_Set problem_
Reproduce each line exactly. Skip none.

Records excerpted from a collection
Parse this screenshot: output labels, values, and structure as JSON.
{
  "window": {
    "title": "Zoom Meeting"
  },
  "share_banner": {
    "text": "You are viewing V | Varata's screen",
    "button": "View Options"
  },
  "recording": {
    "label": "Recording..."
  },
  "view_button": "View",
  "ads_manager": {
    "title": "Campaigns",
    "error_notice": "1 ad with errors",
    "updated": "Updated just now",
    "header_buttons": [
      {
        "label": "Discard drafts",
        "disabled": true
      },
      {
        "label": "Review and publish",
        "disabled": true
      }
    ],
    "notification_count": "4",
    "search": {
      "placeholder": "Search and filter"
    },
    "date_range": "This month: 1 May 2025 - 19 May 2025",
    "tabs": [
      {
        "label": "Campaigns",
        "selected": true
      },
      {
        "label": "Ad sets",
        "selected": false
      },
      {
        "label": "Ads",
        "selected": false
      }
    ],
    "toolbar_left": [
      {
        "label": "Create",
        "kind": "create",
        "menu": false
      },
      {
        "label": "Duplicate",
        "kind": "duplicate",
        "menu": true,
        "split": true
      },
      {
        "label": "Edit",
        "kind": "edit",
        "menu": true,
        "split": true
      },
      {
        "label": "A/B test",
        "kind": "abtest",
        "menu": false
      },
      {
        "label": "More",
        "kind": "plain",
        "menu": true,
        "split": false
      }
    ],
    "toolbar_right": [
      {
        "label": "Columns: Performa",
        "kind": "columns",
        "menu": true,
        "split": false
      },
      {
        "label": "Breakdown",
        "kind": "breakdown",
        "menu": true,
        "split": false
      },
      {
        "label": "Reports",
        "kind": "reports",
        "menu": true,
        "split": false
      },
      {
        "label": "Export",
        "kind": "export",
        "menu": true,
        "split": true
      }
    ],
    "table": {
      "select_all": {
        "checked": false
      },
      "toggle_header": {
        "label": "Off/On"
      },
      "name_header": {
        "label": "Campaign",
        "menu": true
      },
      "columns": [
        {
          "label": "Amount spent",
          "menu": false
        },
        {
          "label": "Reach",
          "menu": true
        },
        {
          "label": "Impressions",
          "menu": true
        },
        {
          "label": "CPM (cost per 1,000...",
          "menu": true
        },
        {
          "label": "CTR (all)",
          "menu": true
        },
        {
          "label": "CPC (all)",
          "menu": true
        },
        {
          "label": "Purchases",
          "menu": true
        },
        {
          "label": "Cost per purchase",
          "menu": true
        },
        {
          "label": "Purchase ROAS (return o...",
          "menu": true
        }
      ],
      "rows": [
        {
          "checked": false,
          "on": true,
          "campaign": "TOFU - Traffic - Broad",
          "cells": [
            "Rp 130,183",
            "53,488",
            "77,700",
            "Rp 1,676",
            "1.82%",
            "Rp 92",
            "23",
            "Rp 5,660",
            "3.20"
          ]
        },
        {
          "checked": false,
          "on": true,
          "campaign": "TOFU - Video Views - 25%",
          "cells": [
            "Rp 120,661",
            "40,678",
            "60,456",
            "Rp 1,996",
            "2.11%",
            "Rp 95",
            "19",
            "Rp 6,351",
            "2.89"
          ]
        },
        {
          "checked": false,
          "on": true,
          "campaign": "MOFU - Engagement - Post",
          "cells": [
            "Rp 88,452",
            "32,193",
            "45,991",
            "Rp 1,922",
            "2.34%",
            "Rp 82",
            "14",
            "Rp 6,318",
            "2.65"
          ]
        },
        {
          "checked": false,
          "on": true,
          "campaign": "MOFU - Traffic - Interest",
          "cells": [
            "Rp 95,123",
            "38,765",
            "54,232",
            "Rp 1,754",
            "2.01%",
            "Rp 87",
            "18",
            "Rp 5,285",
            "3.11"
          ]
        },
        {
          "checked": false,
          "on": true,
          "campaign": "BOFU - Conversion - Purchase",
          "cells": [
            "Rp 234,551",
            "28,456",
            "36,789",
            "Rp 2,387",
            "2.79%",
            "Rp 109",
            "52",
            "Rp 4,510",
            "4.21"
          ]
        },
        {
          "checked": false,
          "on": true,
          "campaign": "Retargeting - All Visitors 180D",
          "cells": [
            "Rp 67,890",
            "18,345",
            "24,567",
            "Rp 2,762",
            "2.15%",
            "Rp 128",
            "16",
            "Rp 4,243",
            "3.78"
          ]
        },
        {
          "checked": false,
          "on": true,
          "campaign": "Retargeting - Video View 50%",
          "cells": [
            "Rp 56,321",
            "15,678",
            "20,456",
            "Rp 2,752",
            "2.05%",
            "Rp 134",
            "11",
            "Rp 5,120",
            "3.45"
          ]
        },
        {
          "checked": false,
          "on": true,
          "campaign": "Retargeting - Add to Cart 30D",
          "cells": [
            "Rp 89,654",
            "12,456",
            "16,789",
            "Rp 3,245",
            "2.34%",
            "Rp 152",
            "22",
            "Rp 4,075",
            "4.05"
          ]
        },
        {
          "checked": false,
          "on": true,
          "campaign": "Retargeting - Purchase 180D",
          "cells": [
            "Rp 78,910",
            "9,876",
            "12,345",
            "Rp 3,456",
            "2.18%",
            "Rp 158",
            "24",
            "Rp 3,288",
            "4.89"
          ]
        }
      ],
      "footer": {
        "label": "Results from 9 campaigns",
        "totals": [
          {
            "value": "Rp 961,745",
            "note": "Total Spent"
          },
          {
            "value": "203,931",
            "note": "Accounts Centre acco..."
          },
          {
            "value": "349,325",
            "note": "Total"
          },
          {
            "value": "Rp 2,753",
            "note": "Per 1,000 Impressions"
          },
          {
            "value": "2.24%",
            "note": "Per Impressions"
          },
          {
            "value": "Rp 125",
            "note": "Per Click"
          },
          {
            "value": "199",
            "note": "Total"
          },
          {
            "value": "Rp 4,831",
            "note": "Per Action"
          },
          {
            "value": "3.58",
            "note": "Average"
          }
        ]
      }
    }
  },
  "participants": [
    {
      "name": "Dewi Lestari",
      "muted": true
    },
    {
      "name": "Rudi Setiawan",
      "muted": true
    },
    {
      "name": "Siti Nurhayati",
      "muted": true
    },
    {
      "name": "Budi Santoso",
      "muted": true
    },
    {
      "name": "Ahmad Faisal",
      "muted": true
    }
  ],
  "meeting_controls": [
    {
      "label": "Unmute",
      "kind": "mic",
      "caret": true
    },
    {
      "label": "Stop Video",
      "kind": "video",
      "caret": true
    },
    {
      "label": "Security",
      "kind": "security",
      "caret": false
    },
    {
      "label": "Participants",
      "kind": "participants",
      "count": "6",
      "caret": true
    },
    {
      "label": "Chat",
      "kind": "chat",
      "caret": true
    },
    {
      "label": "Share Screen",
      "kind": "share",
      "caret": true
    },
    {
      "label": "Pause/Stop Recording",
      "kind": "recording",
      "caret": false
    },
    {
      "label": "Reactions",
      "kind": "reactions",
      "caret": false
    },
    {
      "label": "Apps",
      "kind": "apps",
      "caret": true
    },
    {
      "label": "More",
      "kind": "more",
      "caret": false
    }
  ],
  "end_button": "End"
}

_Exercise response_
Parse this screenshot: output labels, values, and structure as JSON.
{
  "window": {
    "title": "Zoom Meeting"
  },
  "share_banner": {
    "text": "You are viewing V | Varata's screen",
    "button": "View Options"
  },
  "recording": {
    "label": "Recording..."
  },
  "view_button": "View",
  "ads_manager": {
    "title": "Campaigns",
    "error_notice": "1 ad with errors",
    "updated": "Updated just now",
    "header_buttons": [
      {
        "label": "Discard drafts",
        "disabled": true
      },
      {
        "label": "Review and publish",
        "disabled": true
      }
    ],
    "notification_count": "4",
    "search": {
      "placeholder": "Search and filter"
    },
    "date_range": "This month: 1 May 2025 - 19 May 2025",
    "tabs": [
      {
        "label": "Campaigns",
        "selected": true
      },
      {
        "label": "Ad sets",
        "selected": false
      },
      {
        "label": "Ads",
        "selected": false
      }
    ],
    "toolbar_left": [
      {
        "label": "Create",
        "kind": "create",
        "menu": false
      },
      {
        "label": "Duplicate",
        "kind": "duplicate",
        "menu": true,
        "split": true
      },
      {
        "label": "Edit",
        "kind": "edit",
        "menu": true,
        "split": true
      },
      {
        "label": "A/B test",
        "kind": "abtest",
        "menu": false
      },
      {
        "label": "More",
        "kind": "plain",
        "menu": true,
        "split": false
      }
    ],
    "toolbar_right": [
      {
        "label": "Columns: Performa",
        "kind": "columns",
        "menu": true,
        "split": false
      },
      {
        "label": "Breakdown",
        "kind": "breakdown",
        "menu": true,
        "split": false
      },
      {
        "label": "Reports",
        "kind": "reports",
        "menu": true,
        "split": false
      },
      {
        "label": "Export",
        "kind": "export",
        "menu": true,
        "split": true
      }
    ],
    "table": {
      "select_all": {
        "checked": false
      },
      "toggle_header": {
        "label": "Off/On"
      },
      "name_header": {
        "label": "Campaign",
        "menu": true
      },
      "columns": [
        {
          "label": "Amount spent",
          "menu": false
        },
        {
          "label": "Reach",
          "menu": true
        },
        {
          "label": "Impressions",
          "menu": true
        },
        {
          "label": "CPM (cost per 1,000...",
          "menu": true
        },
        {
          "label": "CTR (all)",
          "menu": true
        },
        {
          "label": "CPC (all)",
          "menu": true
        },
        {
          "label": "Purchases",
          "menu": true
        },
        {
          "label": "Cost per purchase",
          "menu": true
        },
        {
          "label": "Purchase ROAS (return o...",
          "menu": true
        }
      ],
      "rows": [
        {
          "checked": false,
          "on": true,
          "campaign": "TOFU - Traffic - Broad",
          "cells": [
            "Rp 130,183",
            "53,488",
            "77,700",
            "Rp 1,676",
            "1.82%",
            "Rp 92",
            "23",
            "Rp 5,660",
            "3.20"
          ]
        },
        {
          "checked": false,
          "on": true,
          "campaign": "TOFU - Video Views - 25%",
          "cells": [
            "Rp 120,661",
            "40,678",
            "60,456",
            "Rp 1,996",
            "2.11%",
            "Rp 95",
            "19",
            "Rp 6,351",
            "2.89"
          ]
        },
        {
          "checked": false,
          "on": true,
          "campaign": "MOFU - Engagement - Post",
          "cells": [
            "Rp 88,452",
            "32,193",
            "45,991",
            "Rp 1,922",
            "2.34%",
            "Rp 82",
            "14",
            "Rp 6,318",
            "2.65"
          ]
        },
        {
          "checked": false,
          "on": true,
          "campaign": "MOFU - Traffic - Interest",
          "cells": [
            "Rp 95,123",
            "38,765",
            "54,232",
            "Rp 1,754",
            "2.01%",
            "Rp 87",
            "18",
            "Rp 5,285",
            "3.11"
          ]
        },
        {
          "checked": false,
          "on": true,
          "campaign": "BOFU - Conversion - Purchase",
          "cells": [
            "Rp 234,551",
            "28,456",
            "36,789",
            "Rp 2,387",
            "2.79%",
            "Rp 109",
            "52",
            "Rp 4,510",
            "4.21"
          ]
        },
        {
          "checked": false,
          "on": true,
          "campaign": "Retargeting - All Visitors 180D",
          "cells": [
            "Rp 67,890",
            "18,345",
            "24,567",
            "Rp 2,762",
            "2.15%",
            "Rp 128",
            "16",
            "Rp 4,243",
            "3.78"
          ]
        },
        {
          "checked": false,
          "on": true,
          "campaign": "Retargeting - Video View 50%",
          "cells": [
            "Rp 56,321",
            "15,678",
            "20,456",
            "Rp 2,752",
            "2.05%",
            "Rp 134",
            "11",
            "Rp 5,120",
            "3.45"
          ]
        },
        {
          "checked": false,
          "on": true,
          "campaign": "Retargeting - Add to Cart 30D",
          "cells": [
            "Rp 89,654",
            "12,456",
            "16,789",
            "Rp 3,245",
            "2.34%",
            "Rp 152",
            "22",
            "Rp 4,075",
            "4.05"
          ]
        },
        {
          "checked": false,
          "on": true,
          "campaign": "Retargeting - Purchase 180D",
          "cells": [
            "Rp 78,910",
            "9,876",
            "12,345",
            "Rp 3,456",
            "2.18%",
            "Rp 158",
            "24",
            "Rp 3,288",
            "4.89"
          ]
        }
      ],
      "footer": {
        "label": "Results from 9 campaigns",
        "totals": [
          {
            "value": "Rp 961,745",
            "note": "Total Spent"
          },
          {
            "value": "203,931",
            "note": "Accounts Centre acco..."
          },
          {
            "value": "349,325",
            "note": "Total"
          },
          {
            "value": "Rp 2,753",
            "note": "Per 1,000 Impressions"
          },
          {
            "value": "2.24%",
            "note": "Per Impressions"
          },
          {
            "value": "Rp 125",
            "note": "Per Click"
          },
          {
            "value": "199",
            "note": "Total"
          },
          {
            "value": "Rp 4,831",
            "note": "Per Action"
          },
          {
            "value": "3.58",
            "note": "Average"
          }
        ]
      }
    }
  },
  "participants": [
    {
      "name": "Dewi Lestari",
      "muted": true
    },
    {
      "name": "Rudi Setiawan",
      "muted": true
    },
    {
      "name": "Siti Nurhayati",
      "muted": true
    },
    {
      "name": "Budi Santoso",
      "muted": true
    },
    {
      "name": "Ahmad Faisal",
      "muted": true
    }
  ],
  "meeting_controls": [
    {
      "label": "Unmute",
      "kind": "mic",
      "caret": true
    },
    {
      "label": "Stop Video",
      "kind": "video",
      "caret": true
    },
    {
      "label": "Security",
      "kind": "security",
      "caret": false
    },
    {
      "label": "Participants",
      "kind": "participants",
      "count": "6",
      "caret": true
    },
    {
      "label": "Chat",
      "kind": "chat",
      "caret": true
    },
    {
      "label": "Share Screen",
      "kind": "share",
      "caret": true
    },
    {
      "label": "Pause/Stop Recording",
      "kind": "recording",
      "caret": false
    },
    {
      "label": "Reactions",
      "kind": "reactions",
      "caret": false
    },
    {
      "label": "Apps",
      "kind": "apps",
      "caret": true
    },
    {
      "label": "More",
      "kind": "more",
      "caret": false
    }
  ],
  "end_button": "End"
}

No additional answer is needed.